Task brief »
From the entries that follow, gather each line holding the word "desc".

Dataset records »
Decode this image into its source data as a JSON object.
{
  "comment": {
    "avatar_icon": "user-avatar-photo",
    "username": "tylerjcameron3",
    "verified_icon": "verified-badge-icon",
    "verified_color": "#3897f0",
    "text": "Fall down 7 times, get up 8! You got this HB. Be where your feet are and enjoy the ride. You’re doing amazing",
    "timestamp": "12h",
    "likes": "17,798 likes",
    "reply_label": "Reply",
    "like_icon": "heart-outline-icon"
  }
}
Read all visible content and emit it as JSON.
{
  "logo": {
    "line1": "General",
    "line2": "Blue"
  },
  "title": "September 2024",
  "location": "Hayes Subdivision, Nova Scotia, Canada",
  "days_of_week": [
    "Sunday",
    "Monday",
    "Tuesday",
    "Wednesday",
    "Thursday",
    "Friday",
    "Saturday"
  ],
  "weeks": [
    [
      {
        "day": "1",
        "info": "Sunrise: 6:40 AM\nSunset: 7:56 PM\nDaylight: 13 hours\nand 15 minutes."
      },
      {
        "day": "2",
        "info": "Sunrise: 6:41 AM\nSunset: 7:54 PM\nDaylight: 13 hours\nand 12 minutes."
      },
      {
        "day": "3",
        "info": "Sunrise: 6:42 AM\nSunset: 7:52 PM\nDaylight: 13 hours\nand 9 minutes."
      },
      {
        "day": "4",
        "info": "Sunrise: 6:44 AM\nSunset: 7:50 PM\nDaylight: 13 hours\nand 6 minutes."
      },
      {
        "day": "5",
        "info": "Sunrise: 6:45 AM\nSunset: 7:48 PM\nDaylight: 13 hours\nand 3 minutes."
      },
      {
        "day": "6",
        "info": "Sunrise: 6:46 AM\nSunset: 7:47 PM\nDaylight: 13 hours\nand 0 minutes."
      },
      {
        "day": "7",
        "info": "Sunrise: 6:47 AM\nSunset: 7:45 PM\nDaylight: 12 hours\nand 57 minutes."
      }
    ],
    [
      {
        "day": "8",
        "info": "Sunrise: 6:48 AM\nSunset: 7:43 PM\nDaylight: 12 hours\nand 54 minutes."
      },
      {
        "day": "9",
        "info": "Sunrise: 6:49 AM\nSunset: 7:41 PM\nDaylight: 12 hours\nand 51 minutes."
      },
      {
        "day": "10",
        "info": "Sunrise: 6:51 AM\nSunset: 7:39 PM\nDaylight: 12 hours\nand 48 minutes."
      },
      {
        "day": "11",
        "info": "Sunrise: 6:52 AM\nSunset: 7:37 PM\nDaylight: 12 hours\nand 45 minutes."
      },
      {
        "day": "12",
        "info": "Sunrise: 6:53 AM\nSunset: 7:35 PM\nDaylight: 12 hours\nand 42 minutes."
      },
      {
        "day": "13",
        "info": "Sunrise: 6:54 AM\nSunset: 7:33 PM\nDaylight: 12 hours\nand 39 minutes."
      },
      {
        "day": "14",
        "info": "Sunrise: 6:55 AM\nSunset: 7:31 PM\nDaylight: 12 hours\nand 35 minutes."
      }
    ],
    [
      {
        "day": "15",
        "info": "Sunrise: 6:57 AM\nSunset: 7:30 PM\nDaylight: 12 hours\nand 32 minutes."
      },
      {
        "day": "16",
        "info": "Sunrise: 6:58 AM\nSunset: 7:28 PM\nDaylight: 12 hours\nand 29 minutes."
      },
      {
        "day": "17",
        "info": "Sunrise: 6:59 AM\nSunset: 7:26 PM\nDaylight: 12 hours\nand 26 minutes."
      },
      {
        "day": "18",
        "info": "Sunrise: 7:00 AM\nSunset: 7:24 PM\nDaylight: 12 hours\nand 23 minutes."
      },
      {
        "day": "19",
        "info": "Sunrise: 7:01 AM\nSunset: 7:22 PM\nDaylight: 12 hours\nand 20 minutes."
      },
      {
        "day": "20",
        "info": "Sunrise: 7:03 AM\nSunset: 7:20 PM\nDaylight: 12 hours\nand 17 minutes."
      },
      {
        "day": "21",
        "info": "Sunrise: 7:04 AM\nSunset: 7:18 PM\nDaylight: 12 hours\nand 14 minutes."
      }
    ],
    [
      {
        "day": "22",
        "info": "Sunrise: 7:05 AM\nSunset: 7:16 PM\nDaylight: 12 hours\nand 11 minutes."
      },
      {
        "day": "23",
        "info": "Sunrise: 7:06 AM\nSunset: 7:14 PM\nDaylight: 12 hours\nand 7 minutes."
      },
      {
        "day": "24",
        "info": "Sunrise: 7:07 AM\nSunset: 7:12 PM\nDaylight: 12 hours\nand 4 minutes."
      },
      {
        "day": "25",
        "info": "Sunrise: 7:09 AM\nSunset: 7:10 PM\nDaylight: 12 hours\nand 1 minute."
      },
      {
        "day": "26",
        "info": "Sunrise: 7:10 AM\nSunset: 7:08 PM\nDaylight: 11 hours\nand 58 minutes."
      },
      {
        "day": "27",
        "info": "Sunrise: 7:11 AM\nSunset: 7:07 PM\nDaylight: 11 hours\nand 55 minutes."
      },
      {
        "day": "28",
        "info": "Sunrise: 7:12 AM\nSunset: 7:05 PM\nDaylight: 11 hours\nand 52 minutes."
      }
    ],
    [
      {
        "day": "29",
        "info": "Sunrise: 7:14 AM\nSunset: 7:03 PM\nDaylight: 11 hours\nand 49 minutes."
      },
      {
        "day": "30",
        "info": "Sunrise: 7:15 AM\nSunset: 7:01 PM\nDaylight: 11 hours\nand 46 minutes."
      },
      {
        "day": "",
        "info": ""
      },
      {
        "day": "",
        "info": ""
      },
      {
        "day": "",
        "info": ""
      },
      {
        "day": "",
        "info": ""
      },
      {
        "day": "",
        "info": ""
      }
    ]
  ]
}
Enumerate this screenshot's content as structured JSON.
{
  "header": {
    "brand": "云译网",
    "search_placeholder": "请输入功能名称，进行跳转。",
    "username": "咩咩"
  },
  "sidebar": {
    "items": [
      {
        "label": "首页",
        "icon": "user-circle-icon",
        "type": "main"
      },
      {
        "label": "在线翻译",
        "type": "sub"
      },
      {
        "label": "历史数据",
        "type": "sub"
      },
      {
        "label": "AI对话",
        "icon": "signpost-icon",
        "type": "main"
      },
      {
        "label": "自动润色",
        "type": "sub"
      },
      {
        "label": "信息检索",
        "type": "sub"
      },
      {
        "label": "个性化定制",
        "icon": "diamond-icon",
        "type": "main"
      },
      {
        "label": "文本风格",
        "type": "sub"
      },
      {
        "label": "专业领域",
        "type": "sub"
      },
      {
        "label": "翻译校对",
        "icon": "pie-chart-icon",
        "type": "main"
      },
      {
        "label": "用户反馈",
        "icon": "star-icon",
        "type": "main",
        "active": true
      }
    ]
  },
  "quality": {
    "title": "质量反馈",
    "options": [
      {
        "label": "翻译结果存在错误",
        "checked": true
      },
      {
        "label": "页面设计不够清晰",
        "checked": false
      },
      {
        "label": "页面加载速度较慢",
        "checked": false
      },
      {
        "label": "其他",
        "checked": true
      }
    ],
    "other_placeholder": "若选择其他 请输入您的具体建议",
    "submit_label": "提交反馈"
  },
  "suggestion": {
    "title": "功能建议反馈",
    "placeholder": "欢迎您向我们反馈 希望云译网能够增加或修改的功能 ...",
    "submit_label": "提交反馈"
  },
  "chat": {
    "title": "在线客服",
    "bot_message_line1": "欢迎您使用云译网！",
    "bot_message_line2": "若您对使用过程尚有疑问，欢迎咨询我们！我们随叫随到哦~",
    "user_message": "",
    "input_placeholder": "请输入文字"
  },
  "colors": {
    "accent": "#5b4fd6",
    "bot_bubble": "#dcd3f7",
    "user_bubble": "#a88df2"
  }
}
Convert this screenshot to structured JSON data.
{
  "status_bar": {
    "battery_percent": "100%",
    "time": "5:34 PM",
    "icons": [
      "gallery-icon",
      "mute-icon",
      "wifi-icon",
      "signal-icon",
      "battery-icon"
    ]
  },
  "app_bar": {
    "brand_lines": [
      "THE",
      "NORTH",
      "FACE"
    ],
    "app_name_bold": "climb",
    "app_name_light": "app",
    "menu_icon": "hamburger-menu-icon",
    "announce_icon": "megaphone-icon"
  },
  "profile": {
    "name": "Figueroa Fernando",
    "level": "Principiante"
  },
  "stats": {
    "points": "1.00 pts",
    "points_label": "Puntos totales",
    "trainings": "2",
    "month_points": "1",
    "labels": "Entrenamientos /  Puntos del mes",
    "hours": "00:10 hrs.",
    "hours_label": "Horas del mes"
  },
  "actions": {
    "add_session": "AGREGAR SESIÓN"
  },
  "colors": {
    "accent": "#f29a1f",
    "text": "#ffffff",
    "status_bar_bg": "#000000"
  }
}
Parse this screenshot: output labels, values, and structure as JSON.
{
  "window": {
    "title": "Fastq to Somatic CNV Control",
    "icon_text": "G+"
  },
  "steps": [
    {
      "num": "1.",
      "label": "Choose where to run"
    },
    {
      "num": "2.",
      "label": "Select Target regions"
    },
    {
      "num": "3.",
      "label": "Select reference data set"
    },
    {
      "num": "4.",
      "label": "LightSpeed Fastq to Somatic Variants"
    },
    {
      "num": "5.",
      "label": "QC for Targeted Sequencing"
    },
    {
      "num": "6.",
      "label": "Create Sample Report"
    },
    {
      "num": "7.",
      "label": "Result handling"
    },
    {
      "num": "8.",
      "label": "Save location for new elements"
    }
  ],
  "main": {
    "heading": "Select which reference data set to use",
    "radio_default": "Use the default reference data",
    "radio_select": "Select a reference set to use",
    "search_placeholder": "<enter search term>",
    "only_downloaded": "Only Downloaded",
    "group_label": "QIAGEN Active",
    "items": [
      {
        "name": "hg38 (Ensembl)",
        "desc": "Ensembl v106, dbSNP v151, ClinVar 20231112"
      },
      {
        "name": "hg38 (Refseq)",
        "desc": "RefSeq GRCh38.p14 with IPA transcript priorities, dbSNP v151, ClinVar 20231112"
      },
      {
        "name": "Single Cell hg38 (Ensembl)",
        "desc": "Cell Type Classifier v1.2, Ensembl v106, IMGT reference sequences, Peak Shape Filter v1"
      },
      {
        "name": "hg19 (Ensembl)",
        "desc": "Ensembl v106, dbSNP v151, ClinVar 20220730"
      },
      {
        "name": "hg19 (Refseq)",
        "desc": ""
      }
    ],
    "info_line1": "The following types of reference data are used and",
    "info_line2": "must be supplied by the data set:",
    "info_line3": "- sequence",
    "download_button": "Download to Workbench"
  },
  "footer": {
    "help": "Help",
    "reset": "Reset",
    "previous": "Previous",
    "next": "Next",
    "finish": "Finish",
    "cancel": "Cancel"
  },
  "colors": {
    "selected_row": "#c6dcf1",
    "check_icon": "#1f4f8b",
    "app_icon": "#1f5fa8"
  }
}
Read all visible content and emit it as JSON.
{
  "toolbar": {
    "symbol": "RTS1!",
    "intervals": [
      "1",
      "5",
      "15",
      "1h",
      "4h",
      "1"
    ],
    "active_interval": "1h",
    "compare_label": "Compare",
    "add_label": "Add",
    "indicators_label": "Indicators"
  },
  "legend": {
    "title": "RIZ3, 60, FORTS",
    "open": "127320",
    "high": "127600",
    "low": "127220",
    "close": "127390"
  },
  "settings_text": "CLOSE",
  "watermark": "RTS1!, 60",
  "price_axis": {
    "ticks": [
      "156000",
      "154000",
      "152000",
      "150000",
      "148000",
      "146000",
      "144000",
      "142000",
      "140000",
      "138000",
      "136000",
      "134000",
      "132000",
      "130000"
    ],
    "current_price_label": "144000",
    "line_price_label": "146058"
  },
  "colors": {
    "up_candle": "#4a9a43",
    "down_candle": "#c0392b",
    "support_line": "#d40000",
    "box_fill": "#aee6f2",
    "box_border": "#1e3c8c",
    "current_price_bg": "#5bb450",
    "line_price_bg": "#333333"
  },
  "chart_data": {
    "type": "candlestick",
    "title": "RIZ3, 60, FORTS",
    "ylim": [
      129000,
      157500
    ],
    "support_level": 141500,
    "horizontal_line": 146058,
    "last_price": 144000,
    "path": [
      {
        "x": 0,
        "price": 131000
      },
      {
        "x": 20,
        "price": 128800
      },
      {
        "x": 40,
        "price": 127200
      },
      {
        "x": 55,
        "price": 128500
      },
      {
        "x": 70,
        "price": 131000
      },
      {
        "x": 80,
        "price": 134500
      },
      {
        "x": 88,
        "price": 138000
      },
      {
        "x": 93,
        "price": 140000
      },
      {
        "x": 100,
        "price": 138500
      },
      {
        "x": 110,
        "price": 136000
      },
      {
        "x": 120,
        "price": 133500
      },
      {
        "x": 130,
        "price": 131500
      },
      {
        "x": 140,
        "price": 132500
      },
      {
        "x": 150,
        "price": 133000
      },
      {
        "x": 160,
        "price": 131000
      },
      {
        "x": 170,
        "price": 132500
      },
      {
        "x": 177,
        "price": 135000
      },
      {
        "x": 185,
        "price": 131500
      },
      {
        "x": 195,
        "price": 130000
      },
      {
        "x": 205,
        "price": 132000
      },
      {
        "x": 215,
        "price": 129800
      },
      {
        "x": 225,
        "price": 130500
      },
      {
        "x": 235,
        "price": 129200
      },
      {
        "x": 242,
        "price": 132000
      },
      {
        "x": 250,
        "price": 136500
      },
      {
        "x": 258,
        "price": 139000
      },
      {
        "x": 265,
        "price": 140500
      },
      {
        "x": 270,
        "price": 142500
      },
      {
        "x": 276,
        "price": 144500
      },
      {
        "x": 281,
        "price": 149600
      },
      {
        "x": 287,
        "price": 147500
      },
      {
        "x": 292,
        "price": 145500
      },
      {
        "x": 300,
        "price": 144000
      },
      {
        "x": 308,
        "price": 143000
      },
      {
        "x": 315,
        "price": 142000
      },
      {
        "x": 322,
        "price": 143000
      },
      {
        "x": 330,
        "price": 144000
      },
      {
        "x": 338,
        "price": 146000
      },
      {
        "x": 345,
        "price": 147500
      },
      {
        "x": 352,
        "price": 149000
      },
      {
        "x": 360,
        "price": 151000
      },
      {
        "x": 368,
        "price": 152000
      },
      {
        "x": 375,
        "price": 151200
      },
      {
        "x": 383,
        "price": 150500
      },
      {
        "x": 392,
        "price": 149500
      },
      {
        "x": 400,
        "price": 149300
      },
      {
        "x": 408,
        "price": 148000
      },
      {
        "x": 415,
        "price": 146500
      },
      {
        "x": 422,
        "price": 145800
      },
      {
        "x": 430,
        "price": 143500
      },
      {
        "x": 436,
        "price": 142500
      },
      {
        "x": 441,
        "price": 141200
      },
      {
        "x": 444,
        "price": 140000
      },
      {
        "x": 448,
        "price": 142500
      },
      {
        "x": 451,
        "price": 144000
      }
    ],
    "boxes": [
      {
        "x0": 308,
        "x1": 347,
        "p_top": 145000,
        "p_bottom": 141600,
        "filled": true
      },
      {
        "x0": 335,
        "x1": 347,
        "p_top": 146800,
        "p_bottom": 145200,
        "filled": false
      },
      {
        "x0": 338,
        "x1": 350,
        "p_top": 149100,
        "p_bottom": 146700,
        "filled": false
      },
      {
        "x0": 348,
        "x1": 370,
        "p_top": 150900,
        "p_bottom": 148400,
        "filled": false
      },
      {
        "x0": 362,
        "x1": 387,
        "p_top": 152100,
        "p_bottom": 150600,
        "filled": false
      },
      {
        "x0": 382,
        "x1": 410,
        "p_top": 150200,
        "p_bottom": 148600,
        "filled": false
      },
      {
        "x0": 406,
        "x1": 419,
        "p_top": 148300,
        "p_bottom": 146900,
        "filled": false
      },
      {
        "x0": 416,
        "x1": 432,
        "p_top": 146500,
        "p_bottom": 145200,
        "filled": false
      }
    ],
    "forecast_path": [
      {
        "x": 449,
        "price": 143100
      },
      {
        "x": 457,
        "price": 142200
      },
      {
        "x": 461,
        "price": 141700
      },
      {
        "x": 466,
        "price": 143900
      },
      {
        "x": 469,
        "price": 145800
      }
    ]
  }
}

Final result »
        "desc": "Ensembl v106, dbSNP v151, ClinVar 20231112"
        "desc": "RefSeq GRCh38.p14 with IPA transcript priorities, dbSNP v151, ClinVar 20231112"
        "desc": "Cell Type Classifier v1.2, Ensembl v106, IMGT reference sequences, Peak Shape Filter v1"
        "desc": "Ensembl v106, dbSNP v151, ClinVar 20220730"
        "desc": ""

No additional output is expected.